§ Data rows:
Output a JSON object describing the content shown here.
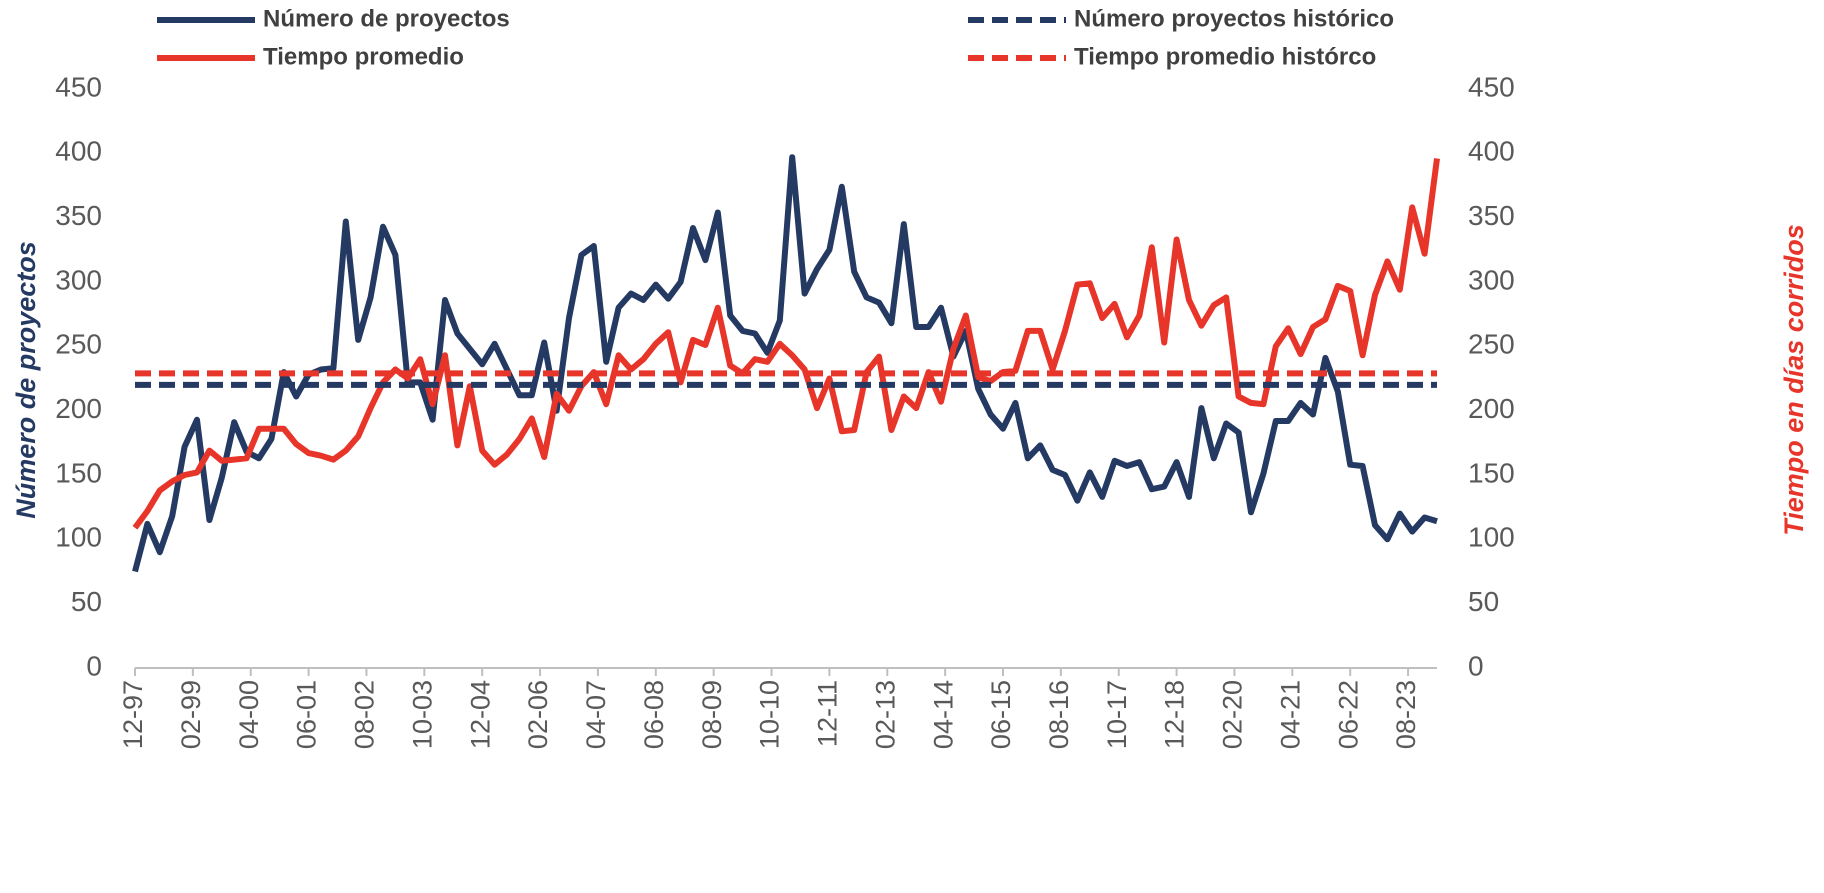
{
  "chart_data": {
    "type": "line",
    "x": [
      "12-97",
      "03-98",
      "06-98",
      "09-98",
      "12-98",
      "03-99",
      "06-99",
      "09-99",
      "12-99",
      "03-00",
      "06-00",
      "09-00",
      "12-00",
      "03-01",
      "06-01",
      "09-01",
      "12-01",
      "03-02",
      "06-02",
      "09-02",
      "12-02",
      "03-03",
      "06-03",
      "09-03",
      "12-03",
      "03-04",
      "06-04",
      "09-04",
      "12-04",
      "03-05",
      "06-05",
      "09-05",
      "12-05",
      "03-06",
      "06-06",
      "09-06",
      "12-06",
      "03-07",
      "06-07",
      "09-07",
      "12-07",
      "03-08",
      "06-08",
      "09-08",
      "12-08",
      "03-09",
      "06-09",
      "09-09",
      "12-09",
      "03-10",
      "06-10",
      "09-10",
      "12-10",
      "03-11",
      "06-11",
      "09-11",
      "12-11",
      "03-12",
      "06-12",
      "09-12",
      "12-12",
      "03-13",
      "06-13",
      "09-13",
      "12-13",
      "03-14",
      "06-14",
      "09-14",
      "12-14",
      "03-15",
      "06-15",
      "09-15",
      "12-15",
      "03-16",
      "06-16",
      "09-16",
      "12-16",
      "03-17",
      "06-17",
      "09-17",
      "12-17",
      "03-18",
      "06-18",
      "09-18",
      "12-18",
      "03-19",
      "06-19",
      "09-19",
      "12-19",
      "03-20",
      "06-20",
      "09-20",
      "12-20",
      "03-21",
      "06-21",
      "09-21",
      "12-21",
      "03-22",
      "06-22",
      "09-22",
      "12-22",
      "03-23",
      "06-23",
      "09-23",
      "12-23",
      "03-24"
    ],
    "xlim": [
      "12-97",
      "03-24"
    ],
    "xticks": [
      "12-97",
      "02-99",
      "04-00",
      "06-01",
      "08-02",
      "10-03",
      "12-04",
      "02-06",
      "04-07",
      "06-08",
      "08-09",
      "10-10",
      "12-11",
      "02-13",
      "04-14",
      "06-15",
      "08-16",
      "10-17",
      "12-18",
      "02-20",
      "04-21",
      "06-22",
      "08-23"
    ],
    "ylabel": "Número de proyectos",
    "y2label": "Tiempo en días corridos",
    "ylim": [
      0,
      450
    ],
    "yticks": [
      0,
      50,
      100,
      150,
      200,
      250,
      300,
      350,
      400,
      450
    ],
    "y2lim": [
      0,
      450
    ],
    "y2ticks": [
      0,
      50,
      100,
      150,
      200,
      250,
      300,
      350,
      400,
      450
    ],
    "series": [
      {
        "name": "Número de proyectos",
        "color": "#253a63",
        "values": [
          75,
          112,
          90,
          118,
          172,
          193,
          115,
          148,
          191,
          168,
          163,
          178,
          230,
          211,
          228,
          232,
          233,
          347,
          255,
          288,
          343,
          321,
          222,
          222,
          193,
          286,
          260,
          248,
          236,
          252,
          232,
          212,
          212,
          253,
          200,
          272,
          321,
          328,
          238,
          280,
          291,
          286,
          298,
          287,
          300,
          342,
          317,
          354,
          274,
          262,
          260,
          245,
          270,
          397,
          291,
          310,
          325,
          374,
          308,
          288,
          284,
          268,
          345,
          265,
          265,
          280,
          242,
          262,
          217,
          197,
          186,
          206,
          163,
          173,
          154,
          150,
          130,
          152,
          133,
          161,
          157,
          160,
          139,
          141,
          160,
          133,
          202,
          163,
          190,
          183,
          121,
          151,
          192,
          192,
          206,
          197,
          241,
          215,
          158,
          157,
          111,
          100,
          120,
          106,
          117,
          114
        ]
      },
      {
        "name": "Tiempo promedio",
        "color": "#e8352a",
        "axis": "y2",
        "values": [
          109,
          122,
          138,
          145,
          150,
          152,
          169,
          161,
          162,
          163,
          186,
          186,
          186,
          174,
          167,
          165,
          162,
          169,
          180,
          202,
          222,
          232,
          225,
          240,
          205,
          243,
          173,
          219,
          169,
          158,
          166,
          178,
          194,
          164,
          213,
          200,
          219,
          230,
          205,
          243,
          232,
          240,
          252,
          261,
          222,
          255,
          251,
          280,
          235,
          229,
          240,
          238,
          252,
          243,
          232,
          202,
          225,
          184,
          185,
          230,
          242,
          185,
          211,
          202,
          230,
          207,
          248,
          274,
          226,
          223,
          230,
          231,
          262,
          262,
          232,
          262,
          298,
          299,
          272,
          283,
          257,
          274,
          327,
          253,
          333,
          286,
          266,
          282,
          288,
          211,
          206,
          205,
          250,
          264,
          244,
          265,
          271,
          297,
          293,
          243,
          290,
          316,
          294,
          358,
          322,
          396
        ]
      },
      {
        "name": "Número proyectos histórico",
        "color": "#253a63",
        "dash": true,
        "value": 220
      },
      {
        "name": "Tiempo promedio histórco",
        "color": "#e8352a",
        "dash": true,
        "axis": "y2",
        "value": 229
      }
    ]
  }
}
---
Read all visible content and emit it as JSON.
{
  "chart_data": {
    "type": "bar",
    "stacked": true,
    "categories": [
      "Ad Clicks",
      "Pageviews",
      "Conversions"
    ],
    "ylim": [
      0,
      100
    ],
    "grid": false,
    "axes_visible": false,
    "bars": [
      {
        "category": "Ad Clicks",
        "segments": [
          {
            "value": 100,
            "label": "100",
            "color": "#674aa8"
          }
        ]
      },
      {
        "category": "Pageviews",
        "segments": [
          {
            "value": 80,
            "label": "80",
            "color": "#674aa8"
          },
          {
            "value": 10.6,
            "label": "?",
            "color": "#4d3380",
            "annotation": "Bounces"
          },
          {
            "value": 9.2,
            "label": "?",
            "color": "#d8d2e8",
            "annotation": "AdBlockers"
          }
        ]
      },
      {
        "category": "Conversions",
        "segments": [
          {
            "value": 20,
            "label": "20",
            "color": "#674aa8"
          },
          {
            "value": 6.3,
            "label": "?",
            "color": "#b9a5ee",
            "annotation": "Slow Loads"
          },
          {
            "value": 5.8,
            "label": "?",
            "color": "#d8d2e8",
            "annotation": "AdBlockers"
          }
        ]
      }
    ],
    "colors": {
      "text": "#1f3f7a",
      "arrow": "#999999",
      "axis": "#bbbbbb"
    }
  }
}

§ Objective:
Within the records, how many lines include "Conversions"? The answer is the number and nothing else.

§ Solution for this task:
2